The records:
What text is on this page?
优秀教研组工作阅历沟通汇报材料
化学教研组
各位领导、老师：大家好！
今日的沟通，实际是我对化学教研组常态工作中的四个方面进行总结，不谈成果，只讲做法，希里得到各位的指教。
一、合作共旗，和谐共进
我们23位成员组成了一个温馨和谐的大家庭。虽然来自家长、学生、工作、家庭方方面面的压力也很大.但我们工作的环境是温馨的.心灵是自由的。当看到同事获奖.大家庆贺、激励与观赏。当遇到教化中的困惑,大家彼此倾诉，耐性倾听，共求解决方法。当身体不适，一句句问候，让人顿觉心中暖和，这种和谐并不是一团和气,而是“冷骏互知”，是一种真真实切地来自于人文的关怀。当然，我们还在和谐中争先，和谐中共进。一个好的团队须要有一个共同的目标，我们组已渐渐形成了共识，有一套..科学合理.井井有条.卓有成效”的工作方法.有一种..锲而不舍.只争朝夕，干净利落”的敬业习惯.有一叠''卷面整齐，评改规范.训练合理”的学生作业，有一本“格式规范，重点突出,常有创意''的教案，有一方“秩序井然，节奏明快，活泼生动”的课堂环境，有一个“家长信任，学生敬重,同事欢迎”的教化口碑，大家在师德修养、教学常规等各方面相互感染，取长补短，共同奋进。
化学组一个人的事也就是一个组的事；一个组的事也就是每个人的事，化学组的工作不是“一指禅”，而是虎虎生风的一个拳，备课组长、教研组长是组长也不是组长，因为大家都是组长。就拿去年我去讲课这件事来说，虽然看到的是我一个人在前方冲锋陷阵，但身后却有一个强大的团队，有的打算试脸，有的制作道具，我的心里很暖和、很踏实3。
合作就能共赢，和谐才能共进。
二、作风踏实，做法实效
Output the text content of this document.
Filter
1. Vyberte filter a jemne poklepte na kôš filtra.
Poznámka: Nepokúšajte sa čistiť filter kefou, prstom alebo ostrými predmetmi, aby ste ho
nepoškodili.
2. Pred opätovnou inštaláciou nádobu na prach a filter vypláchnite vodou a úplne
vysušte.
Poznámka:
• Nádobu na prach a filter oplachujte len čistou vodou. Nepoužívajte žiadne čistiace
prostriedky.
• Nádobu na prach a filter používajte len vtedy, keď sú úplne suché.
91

Work instructions: Search the data for the word "vodou" and copy each line where it appears.

Full response:
2. Pred opätovnou inštaláciou nádobu na prach a filter vypláchnite vodou a úplne
• Nádobu na prach a filter oplachujte len čistou vodou. Nepoužívajte žiadne čistiace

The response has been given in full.